■ **Page excerpt**
= = = = = = =
Convicts in North Korea's notoriously brutal prison system got some rare good news on Tuesday: The government declared that some prisoners will be granted amnesty on August 1, the 70th anniversary of the country's independence from Japanese colonial rule.
It's unclear, however, how many and what kind of inmates will be released. The state Korean Central News Agency (KCNA) announced that the amnesty would include those "convicted of the crimes against the country and its people."
Details about North Korea's prison system are notoriously difficult to come by. Amnesty International estimated in 2011 that 200,000 people were being held in the country's political prisons.
Those who have spent time in the Hermit Kingdom's massive prison system have testified about punishing forced labor, sexual abuse, and public executions. A 2013 Amnesty International report on North Korea's largest political prison, Kwanliso 16, described prisoners being forced to dig their own graves before being executed with a hammer.
The UN reported in 2013 that the number of political prisoners in North Korea may have dipped down to the 80,000-120,000 range as the "inmate population was eliminated through deliberate starvation, forced labor, executions, torture, rape and the denial of reproductive rights enforced through punishment, forced abortion and infanticide."
= = = = = = =
■ **Layout coordinate data**
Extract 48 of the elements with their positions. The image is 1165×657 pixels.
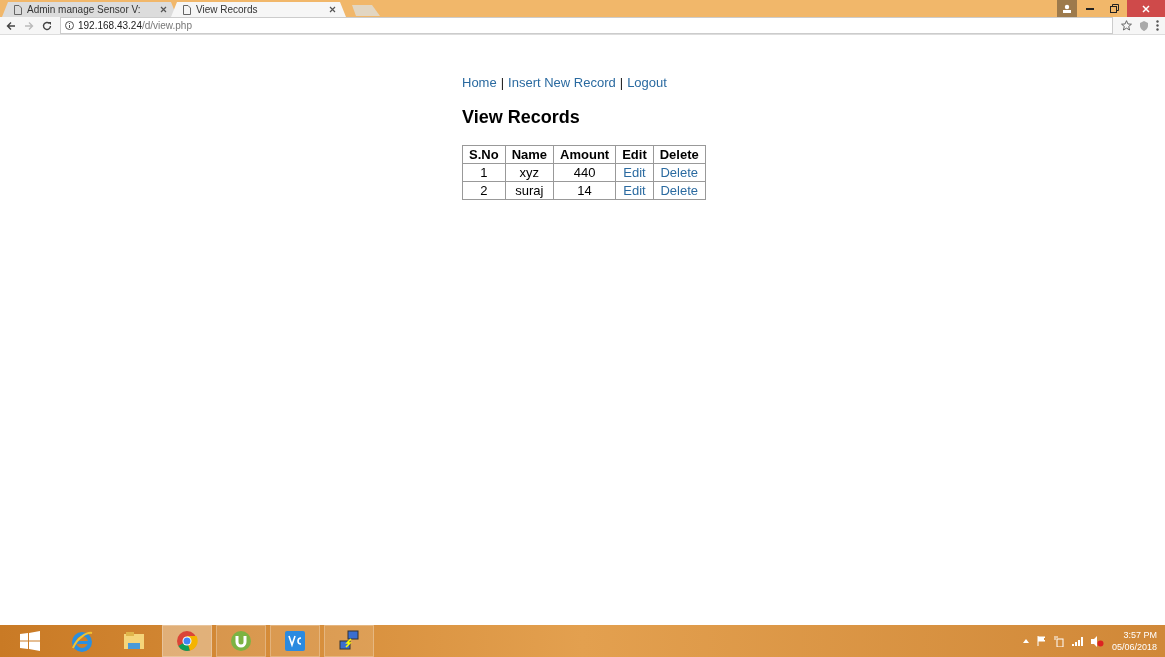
table-cell: 440 — [553, 163, 616, 182]
nav-link[interactable]: Logout — [627, 75, 667, 90]
reload-icon[interactable] — [42, 20, 52, 31]
e-browser-icon[interactable] — [71, 630, 93, 652]
address-field[interactable]: 192.168.43.24/d/view.php — [60, 17, 1113, 34]
minimize-icon[interactable] — [1085, 7, 1094, 10]
windows-icon[interactable] — [20, 631, 40, 651]
table-cell: suraj — [505, 181, 554, 200]
tray-arrow-icon[interactable] — [1022, 639, 1029, 643]
back-icon[interactable] — [6, 20, 16, 31]
folder-icon[interactable] — [123, 631, 145, 651]
close-icon[interactable] — [160, 6, 167, 13]
shield-icon[interactable] — [1140, 20, 1148, 31]
taskbar-button[interactable] — [324, 625, 374, 657]
close-icon[interactable] — [329, 6, 336, 13]
table-cell: 2 — [462, 181, 506, 200]
app-tile-icon[interactable] — [285, 631, 305, 651]
column-header: Edit — [615, 145, 654, 164]
speaker-muted-icon[interactable] — [1090, 635, 1104, 647]
star-icon[interactable] — [1121, 20, 1132, 31]
taskbar-button[interactable] — [216, 625, 266, 657]
signal-icon[interactable] — [1071, 636, 1083, 646]
taskbar-button[interactable] — [270, 625, 320, 657]
table-cell: 14 — [553, 181, 616, 200]
nav-link[interactable]: Home — [462, 75, 497, 90]
separator: | — [619, 75, 624, 90]
url-text: 192.168.43.24/d/view.php — [78, 20, 192, 31]
table-cell: 1 — [462, 163, 506, 182]
page-icon — [14, 4, 22, 15]
flag-icon[interactable] — [1036, 636, 1046, 646]
taskbar-button[interactable] — [162, 625, 212, 657]
page-heading: View Records — [462, 107, 580, 128]
page-icon — [183, 4, 191, 15]
menu-icon[interactable] — [1156, 20, 1159, 31]
column-header: Delete — [653, 145, 706, 164]
separator: | — [500, 75, 505, 90]
user-icon[interactable] — [1062, 3, 1072, 14]
info-icon[interactable] — [65, 21, 74, 30]
network-computers-icon[interactable] — [338, 630, 360, 652]
restore-icon[interactable] — [1110, 4, 1119, 13]
nav-link[interactable]: Insert New Record — [508, 75, 616, 90]
column-header: S.No — [462, 145, 506, 164]
u-letter-icon[interactable] — [230, 630, 252, 652]
column-header: Name — [505, 145, 554, 164]
chrome-icon[interactable] — [176, 630, 198, 652]
column-header: Amount — [553, 145, 616, 164]
table-cell: xyz — [505, 163, 554, 182]
browser-tab[interactable]: View Records — [171, 2, 346, 17]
= = = = = = =
Pick up the North Korea amnesty article after its final sentence and continue it. These lines come from a separate source and are unrelated to the North Korea amnesty article.

■ **Exercise response**
Hundreds of thousands have died in North Korean prison labor camps over the last five decades, according to UN estimates. The criminal justice system does little to distinguish between ordinary lawbreakers and political prisoners, though there are "reeducation camps" that are separate from the gulags. Detainees at the "reeducation camps" can also be subjected to forced labor and torture, but, unlike most concentration camp prisoners, they can be released after memorizing speeches by Kim Il-sung and Kim Jong-il and undergoing other forms ideological indoctrination.
"The vast majority of inmates are victims of arbitrary detention," the 2013 UN report said.
The North Korean government promised on Tuesday that released prisoners will be reintegrated into society. "Our Cabinet and related organizations will come up with practical measures to help prisoners to return to ordinary life when they are released," KCNA reported.
This is not the first time North Korea granted a large-scale pardon. Ten years ago, North Korea marked the 60th anniversary of its liberation from Japan by granting some prisoners amnesty. In 2012, more prisoners were released to commemorate Kim Jong-il's birthday.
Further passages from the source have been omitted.